▶ _DO THIS_
List each line holding the string "title".

________

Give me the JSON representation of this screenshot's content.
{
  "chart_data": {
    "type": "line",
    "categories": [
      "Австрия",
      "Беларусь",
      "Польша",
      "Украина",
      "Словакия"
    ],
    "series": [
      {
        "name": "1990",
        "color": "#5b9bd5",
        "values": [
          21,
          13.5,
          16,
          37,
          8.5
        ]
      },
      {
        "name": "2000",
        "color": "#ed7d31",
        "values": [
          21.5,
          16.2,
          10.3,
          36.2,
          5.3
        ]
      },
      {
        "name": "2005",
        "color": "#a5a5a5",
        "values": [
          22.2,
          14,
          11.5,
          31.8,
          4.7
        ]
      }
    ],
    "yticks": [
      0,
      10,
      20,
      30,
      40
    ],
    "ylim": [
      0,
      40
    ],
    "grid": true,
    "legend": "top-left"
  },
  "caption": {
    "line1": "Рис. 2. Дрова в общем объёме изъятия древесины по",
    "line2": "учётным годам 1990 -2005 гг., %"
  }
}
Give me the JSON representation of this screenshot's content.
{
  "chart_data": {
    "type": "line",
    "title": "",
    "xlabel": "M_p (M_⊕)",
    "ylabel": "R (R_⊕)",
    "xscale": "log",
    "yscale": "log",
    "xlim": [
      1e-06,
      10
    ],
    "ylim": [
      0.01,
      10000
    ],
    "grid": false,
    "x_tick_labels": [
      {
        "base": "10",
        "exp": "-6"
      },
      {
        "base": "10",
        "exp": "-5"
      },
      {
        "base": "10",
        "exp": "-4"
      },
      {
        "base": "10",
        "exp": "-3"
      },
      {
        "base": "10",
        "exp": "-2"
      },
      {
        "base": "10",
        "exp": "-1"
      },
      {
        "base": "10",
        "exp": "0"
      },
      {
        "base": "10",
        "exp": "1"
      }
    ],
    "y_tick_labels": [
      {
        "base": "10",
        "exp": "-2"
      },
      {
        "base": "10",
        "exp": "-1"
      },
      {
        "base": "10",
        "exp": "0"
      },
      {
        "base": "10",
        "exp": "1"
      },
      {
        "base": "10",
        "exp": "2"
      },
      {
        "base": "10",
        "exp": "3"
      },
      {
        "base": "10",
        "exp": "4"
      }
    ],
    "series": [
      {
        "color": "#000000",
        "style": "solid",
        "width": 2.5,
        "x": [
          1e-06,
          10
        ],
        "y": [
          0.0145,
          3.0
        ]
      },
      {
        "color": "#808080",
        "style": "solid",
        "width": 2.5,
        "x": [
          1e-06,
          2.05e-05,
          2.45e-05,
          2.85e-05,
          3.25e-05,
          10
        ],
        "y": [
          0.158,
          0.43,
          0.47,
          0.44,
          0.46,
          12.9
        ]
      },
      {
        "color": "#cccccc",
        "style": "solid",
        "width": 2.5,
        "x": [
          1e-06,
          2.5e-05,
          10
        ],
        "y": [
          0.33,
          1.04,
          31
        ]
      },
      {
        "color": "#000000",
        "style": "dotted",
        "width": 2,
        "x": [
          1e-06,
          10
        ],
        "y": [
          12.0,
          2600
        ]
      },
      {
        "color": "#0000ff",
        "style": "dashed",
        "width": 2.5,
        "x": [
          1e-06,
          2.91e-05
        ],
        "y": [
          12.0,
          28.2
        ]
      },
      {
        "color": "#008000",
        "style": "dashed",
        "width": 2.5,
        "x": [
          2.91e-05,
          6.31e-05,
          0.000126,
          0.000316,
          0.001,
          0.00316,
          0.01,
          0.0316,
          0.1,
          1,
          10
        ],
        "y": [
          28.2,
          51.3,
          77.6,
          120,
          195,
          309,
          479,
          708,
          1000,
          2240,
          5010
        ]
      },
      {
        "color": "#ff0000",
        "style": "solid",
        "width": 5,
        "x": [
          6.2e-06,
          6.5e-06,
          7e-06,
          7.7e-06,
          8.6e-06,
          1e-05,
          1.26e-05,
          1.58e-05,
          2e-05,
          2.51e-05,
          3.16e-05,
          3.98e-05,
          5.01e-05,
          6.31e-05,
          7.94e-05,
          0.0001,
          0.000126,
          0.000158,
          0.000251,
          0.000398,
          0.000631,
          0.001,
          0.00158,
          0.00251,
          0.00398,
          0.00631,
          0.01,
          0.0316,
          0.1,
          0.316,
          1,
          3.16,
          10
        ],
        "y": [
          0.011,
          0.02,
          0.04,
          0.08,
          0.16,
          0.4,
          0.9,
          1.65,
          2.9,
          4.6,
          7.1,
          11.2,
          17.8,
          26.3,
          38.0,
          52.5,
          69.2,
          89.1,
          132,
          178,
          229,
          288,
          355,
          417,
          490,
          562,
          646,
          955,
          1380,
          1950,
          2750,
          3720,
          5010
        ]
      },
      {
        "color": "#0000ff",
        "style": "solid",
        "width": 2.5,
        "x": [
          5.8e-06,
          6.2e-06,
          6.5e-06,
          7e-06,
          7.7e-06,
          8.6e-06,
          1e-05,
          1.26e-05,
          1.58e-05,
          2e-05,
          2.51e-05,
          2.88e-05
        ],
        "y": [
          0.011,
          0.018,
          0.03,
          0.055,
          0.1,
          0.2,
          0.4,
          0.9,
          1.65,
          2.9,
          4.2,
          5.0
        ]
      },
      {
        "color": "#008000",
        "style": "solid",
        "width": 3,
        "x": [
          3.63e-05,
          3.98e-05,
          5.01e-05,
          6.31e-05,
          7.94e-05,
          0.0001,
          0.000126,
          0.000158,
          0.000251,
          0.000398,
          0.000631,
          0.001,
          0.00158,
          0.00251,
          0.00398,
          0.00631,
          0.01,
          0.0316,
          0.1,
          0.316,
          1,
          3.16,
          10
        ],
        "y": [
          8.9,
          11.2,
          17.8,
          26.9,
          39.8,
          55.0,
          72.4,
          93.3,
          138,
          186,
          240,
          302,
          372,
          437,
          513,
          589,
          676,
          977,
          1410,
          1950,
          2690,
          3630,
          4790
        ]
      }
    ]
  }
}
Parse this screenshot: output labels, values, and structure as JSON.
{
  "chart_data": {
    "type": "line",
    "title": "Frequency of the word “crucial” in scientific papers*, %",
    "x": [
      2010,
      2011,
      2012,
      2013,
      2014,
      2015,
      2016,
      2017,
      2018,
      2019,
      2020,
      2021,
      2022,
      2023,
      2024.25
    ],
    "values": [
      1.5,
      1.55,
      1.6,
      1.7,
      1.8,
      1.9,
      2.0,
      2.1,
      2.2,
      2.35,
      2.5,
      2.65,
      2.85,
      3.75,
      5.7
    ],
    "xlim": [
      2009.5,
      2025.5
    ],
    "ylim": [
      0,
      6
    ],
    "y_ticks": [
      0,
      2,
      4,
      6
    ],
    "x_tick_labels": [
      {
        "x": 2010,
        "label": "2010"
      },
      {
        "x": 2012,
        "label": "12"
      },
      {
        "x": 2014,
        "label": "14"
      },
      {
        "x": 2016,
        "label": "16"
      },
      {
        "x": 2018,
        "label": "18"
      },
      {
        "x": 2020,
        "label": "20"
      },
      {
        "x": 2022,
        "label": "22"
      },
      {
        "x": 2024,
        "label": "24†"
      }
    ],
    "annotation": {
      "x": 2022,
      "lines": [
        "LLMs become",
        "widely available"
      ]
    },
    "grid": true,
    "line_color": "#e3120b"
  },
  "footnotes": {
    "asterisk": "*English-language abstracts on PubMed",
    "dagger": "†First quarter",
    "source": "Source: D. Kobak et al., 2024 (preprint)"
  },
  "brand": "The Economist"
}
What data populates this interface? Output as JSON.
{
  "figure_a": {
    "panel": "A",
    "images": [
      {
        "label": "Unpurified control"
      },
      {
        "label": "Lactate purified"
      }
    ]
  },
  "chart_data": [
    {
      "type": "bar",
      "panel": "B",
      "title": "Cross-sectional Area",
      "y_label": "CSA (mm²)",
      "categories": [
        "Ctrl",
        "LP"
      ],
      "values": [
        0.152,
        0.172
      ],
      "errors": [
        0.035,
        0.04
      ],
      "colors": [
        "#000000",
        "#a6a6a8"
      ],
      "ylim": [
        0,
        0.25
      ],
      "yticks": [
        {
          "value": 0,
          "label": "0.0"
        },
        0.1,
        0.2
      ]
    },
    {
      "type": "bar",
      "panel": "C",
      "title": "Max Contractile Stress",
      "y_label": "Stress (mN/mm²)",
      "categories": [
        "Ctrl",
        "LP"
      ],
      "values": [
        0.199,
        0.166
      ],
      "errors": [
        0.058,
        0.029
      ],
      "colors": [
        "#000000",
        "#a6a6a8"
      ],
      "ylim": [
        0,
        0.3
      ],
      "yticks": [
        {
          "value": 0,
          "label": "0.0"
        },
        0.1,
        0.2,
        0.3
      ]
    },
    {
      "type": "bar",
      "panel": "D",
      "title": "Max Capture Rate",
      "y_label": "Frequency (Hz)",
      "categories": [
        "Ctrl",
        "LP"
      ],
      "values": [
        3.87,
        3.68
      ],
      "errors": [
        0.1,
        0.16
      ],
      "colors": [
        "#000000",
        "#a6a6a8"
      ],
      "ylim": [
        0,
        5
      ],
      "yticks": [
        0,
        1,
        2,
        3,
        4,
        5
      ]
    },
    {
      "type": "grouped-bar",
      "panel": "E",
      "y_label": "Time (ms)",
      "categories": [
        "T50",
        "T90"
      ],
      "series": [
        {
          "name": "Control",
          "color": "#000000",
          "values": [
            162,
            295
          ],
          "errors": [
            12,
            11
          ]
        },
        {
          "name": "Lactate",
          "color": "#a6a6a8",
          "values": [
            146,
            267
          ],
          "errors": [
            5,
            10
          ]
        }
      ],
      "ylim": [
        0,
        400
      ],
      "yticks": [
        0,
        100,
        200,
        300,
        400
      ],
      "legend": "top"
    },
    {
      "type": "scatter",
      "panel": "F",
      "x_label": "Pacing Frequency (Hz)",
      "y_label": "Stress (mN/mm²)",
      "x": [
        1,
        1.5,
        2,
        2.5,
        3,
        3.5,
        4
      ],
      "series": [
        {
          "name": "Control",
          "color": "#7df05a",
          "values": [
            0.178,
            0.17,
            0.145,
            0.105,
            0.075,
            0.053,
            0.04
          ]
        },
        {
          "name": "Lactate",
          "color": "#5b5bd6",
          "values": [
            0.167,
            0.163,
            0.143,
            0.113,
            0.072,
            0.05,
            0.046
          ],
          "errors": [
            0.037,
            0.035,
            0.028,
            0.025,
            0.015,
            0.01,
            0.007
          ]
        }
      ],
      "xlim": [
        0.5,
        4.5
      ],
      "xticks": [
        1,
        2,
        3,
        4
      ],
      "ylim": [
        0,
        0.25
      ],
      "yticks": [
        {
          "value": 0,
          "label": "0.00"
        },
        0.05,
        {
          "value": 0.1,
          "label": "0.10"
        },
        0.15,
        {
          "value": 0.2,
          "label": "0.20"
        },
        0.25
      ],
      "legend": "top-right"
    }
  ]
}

________

▶ _RESPONSE TO THE TASK_
    "title": "",
    "title": "Frequency of the word “crucial” in scientific papers*, %",
      "title": "Cross-sectional Area",
      "title": "Max Contractile Stress",
      "title": "Max Capture Rate",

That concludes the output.